Stored items from a collection
★ ★ ★ ★ ★ ★ ★

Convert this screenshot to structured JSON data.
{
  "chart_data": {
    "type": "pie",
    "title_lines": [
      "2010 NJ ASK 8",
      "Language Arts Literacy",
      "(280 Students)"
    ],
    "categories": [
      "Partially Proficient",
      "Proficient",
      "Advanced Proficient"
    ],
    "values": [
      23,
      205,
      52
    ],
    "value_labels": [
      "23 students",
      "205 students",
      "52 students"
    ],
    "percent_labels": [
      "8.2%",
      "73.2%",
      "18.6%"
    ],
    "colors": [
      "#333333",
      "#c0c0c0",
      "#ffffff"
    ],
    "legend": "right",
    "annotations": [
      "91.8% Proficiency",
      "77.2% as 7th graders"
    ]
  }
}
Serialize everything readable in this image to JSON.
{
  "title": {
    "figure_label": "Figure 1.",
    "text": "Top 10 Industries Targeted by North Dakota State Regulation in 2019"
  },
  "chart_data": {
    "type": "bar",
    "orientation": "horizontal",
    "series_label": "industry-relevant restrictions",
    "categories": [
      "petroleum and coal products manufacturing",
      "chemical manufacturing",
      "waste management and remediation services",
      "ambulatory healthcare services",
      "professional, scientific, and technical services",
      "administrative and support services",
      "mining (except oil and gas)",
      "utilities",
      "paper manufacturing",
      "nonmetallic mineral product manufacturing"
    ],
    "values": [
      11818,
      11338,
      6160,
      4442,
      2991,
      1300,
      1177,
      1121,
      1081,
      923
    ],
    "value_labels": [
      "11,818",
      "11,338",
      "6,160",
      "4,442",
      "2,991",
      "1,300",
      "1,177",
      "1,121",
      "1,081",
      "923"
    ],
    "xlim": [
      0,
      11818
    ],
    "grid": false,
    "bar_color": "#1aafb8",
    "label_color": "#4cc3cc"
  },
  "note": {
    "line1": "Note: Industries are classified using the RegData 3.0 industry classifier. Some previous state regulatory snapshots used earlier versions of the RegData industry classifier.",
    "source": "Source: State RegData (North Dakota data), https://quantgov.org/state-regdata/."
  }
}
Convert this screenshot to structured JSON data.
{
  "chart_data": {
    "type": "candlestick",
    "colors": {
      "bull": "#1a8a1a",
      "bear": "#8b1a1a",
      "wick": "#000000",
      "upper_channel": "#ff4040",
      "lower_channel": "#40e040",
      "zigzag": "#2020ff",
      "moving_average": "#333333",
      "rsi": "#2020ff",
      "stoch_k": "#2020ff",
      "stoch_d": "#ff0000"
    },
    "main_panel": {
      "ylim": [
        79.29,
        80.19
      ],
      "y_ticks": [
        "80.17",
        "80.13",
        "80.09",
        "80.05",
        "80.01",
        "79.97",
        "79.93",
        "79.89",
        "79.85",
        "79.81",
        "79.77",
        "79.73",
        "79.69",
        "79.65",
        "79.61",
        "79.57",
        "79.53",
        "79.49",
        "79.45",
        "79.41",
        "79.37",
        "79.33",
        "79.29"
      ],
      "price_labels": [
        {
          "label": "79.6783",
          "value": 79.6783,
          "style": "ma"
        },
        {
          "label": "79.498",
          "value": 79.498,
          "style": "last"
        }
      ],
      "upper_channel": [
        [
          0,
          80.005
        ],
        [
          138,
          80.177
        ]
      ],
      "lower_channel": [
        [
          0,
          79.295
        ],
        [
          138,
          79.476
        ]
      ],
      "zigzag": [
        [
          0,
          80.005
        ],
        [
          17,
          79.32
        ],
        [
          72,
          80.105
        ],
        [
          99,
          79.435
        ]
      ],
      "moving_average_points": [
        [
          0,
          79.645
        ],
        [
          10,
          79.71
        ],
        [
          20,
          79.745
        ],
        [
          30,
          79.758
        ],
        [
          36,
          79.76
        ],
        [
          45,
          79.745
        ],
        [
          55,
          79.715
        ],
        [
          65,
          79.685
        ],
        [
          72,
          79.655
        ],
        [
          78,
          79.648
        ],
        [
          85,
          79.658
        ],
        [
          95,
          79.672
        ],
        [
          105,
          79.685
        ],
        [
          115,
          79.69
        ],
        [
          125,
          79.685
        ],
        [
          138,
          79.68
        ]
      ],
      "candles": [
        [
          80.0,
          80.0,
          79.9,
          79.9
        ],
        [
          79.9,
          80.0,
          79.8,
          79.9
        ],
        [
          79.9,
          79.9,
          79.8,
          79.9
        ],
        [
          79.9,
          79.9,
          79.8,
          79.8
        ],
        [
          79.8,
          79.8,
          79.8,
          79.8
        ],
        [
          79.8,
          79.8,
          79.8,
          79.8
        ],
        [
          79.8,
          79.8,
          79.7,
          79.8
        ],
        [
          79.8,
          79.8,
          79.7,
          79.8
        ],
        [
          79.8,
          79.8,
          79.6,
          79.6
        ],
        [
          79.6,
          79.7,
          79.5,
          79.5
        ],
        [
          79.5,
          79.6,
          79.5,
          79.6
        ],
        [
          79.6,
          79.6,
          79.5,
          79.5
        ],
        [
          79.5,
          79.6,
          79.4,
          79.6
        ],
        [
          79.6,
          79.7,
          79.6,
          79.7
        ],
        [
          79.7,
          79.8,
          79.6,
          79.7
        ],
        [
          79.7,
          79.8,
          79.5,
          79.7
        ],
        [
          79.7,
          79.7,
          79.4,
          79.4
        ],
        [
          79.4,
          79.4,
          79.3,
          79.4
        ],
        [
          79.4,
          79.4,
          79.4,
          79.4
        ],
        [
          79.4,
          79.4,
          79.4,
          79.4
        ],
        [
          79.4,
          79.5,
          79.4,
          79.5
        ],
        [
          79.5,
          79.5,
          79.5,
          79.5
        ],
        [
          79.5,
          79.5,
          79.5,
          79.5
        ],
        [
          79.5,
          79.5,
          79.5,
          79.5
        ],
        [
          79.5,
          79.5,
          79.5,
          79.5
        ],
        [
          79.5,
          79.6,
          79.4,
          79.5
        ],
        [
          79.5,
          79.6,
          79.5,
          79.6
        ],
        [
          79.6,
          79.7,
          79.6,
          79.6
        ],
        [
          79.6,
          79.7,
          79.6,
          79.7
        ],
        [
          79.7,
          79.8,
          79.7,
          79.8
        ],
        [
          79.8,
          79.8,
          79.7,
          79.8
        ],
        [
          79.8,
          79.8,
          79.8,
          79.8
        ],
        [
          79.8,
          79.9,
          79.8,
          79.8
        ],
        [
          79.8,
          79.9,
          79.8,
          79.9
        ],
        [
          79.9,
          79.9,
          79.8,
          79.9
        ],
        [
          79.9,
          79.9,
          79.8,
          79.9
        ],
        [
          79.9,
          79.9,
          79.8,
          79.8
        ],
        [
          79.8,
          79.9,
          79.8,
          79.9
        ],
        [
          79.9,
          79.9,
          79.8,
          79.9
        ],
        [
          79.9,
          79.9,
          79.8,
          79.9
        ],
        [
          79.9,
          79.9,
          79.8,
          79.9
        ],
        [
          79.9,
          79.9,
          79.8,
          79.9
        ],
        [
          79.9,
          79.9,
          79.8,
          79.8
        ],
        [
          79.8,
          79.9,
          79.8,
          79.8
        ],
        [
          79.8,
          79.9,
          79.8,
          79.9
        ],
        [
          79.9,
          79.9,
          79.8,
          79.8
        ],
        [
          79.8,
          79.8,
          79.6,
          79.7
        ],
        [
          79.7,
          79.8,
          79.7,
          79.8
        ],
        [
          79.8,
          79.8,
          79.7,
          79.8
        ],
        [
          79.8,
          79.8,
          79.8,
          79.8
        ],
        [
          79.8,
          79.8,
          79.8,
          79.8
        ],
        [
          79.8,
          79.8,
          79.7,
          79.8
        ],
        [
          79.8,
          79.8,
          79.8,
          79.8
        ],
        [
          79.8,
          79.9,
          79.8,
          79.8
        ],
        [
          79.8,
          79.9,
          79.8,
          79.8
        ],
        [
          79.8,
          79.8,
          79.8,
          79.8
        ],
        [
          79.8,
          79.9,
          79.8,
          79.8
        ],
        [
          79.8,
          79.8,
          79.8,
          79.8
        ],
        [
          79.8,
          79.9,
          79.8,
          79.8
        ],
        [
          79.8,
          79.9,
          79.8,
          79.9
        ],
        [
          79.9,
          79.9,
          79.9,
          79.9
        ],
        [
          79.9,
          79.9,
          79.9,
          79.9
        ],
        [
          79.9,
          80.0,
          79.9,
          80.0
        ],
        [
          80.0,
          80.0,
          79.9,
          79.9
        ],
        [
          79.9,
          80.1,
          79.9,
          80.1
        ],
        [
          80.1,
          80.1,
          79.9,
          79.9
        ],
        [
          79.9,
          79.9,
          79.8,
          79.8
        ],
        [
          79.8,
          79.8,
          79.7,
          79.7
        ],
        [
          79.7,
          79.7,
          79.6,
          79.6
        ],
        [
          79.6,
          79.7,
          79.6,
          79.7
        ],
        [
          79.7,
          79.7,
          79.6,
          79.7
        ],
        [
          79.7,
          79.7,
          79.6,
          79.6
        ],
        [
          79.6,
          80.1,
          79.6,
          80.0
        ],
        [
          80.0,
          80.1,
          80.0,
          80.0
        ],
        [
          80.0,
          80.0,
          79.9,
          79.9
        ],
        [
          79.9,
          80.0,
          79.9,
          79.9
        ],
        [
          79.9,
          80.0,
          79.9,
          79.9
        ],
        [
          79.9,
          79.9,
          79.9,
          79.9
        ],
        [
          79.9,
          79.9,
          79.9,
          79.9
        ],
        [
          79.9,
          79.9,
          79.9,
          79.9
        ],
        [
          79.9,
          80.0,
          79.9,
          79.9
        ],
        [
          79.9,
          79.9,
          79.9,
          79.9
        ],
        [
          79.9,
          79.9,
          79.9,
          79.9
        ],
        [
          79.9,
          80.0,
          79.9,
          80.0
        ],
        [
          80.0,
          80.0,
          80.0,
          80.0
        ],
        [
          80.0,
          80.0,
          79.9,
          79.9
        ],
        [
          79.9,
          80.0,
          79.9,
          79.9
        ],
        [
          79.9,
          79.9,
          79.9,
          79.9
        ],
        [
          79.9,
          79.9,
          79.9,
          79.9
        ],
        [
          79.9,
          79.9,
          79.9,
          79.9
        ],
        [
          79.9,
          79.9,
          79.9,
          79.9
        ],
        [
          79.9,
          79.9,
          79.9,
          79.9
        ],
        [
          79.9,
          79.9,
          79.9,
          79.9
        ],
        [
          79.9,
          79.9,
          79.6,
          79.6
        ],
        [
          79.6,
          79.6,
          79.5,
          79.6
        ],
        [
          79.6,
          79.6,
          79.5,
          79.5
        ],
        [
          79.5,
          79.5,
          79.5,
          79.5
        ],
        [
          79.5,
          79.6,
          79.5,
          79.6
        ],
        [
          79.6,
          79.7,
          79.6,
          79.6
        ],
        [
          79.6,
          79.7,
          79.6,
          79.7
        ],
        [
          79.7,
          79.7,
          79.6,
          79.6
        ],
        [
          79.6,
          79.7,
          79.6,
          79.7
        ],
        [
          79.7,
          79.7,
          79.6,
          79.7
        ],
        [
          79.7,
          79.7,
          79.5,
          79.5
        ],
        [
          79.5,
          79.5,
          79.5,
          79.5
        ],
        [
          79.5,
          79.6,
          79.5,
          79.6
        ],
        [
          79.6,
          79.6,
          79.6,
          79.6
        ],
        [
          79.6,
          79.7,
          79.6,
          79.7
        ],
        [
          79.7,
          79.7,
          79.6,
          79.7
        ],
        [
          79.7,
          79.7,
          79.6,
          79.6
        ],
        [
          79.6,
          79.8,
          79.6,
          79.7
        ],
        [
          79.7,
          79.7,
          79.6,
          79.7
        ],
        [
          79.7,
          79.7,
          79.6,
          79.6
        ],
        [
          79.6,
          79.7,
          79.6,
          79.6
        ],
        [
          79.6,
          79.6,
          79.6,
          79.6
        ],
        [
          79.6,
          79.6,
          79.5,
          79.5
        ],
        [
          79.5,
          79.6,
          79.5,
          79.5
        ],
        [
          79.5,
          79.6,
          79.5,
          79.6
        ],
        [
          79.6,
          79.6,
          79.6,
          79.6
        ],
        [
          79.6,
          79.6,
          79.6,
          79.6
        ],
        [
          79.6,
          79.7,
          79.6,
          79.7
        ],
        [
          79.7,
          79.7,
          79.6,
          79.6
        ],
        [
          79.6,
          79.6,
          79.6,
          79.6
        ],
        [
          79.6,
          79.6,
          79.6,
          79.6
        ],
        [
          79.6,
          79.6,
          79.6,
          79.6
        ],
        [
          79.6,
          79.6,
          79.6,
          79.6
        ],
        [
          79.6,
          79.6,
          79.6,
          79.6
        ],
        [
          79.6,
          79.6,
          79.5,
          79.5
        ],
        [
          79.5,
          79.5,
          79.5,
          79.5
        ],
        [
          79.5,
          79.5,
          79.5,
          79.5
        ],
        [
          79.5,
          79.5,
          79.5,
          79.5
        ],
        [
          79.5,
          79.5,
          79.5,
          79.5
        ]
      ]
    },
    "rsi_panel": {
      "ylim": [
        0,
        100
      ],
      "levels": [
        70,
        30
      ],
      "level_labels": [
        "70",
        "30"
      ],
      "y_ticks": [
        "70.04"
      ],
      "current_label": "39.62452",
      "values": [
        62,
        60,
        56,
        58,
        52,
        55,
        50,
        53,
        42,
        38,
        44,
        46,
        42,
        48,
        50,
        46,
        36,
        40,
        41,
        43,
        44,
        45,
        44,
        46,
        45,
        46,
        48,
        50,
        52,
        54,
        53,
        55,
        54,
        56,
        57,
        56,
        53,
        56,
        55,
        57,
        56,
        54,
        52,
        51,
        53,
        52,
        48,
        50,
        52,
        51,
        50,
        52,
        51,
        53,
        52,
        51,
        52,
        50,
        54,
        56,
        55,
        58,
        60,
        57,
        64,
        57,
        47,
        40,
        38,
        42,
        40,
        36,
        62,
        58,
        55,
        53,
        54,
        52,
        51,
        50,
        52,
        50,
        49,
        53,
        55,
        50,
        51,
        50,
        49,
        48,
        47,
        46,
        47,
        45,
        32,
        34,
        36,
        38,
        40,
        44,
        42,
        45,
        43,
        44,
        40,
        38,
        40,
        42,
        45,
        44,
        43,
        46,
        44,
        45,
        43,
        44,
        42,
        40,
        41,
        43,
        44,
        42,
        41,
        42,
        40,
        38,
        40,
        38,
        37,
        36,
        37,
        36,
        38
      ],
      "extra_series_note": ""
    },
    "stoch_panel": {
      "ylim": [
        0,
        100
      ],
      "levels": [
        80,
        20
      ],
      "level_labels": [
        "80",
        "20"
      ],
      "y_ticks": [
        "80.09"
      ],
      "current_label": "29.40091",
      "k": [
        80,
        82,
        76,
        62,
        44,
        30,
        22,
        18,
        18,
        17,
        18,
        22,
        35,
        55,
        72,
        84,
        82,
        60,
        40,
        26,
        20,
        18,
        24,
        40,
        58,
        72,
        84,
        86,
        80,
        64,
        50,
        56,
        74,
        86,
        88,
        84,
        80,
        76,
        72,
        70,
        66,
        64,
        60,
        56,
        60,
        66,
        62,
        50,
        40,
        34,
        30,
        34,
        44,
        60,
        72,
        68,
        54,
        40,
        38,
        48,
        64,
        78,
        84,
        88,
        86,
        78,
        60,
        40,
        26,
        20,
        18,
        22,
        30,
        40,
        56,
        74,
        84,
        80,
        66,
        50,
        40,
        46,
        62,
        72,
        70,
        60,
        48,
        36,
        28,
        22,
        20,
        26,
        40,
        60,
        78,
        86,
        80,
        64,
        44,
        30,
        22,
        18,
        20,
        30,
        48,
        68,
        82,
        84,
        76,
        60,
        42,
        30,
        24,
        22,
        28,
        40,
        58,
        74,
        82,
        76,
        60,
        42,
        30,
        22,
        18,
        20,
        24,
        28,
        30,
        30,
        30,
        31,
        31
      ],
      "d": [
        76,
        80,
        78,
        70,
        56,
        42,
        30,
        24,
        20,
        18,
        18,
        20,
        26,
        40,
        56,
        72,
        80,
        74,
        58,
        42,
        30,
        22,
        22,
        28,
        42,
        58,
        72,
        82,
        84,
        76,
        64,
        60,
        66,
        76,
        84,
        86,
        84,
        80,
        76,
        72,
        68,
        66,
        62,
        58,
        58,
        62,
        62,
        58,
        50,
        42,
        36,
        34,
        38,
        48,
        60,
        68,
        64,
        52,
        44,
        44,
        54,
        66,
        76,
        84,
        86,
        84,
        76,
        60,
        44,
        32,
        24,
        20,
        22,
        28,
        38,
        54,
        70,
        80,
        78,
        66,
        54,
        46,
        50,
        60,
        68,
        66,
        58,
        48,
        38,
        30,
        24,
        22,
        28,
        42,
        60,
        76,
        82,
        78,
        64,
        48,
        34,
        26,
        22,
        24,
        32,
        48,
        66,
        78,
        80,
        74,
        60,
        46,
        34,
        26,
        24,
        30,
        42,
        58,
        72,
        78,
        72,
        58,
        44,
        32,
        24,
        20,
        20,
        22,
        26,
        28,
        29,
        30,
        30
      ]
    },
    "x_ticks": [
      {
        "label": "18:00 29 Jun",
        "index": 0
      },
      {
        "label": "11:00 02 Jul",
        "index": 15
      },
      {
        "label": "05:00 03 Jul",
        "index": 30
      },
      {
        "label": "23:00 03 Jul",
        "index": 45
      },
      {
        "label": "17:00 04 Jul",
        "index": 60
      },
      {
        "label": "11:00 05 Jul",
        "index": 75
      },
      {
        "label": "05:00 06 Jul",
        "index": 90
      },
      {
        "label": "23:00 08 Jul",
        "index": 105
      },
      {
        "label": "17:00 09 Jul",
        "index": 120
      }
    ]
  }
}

★ ★ ★ ★ ★ ★ ★

YOUR INSTRUCTIONS =>
Count the lines of the data that include the string "Proficient", and give only that number.

FULL SOLUTION =>
3